Do this
Filter the data for lines with the word "Kołodziejczyk", then copy every line so identified.
start
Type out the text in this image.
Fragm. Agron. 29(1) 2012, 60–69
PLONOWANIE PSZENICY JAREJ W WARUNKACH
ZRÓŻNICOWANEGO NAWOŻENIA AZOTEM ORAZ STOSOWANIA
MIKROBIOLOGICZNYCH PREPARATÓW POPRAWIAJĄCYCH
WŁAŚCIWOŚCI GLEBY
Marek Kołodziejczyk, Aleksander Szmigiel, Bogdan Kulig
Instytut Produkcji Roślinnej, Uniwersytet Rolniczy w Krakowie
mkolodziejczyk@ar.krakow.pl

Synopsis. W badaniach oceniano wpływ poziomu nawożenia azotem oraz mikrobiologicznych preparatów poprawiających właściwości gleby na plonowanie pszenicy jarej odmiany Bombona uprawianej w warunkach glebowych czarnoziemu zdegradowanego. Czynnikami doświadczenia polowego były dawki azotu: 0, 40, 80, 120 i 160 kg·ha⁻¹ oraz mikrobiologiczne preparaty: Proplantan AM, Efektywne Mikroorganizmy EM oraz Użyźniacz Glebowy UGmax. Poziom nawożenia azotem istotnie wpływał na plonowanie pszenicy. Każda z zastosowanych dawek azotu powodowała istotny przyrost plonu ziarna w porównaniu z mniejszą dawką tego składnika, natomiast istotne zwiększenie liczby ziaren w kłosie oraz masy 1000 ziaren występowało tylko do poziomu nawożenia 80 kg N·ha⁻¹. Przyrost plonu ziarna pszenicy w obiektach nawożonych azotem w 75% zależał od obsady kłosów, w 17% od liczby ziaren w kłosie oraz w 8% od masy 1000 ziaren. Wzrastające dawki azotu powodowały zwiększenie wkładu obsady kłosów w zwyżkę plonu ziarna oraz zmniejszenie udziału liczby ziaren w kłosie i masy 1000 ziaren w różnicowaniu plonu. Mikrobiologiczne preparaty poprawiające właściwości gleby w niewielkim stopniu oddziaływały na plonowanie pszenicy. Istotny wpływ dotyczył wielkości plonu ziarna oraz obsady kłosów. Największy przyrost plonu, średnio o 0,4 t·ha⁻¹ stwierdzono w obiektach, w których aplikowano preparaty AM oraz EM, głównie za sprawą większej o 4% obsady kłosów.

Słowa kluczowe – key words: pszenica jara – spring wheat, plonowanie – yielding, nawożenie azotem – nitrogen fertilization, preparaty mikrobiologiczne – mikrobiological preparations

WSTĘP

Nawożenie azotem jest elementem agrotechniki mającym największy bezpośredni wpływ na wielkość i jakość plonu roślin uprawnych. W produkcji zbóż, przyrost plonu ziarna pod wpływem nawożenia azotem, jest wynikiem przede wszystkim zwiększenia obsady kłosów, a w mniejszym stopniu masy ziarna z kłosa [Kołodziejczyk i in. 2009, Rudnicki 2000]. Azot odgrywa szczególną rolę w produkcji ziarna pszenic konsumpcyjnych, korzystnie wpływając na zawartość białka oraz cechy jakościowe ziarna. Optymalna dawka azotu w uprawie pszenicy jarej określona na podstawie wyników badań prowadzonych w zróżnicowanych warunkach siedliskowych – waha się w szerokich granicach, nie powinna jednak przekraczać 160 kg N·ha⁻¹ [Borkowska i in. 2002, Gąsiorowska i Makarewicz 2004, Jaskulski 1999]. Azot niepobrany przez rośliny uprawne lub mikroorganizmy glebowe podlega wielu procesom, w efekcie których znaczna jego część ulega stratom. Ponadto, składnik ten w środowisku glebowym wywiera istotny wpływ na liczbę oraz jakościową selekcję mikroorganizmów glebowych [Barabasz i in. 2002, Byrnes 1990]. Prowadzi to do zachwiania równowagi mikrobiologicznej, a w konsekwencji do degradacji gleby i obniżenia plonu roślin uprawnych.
end
Exercise result
Marek Kołodziejczyk, Aleksander Szmigiel, Bogdan Kulig
Nawożenie azotem jest elementem agrotechniki mającym największy bezpośredni wpływ na wielkość i jakość plonu roślin uprawnych. W produkcji zbóż, przyrost plonu ziarna pod wpływem nawożenia azotem, jest wynikiem przede wszystkim zwiększenia obsady kłosów, a w mniejszym stopniu masy ziarna z kłosa [Kołodziejczyk i in. 2009, Rudnicki 2000]. Azot odgrywa szczególną rolę w produkcji ziarna pszenic konsumpcyjnych, korzystnie wpływając na zawartość białka oraz cechy jakościowe ziarna. Optymalna dawka azotu w uprawie pszenicy jarej określona na podstawie wyników badań prowadzonych w zróżnicowanych warunkach siedliskowych – waha się w szerokich granicach, nie powinna jednak przekraczać 160 kg N·ha⁻¹ [Borkowska i in. 2002, Gąsiorowska i Makarewicz 2004, Jaskulski 1999]. Azot niepobrany przez rośliny uprawne lub mikroorganizmy glebowe podlega wielu procesom, w efekcie których znaczna jego część ulega stratom. Ponadto, składnik ten w środowisku glebowym wywiera istotny wpływ na liczbę oraz jakościową selekcję mikroorganizmów glebowych [Barabasz i in. 2002, Byrnes 1990]. Prowadzi to do zachwiania równowagi mikrobiologicznej, a w konsekwencji do degradacji gleby i obniżenia plonu roślin uprawnych.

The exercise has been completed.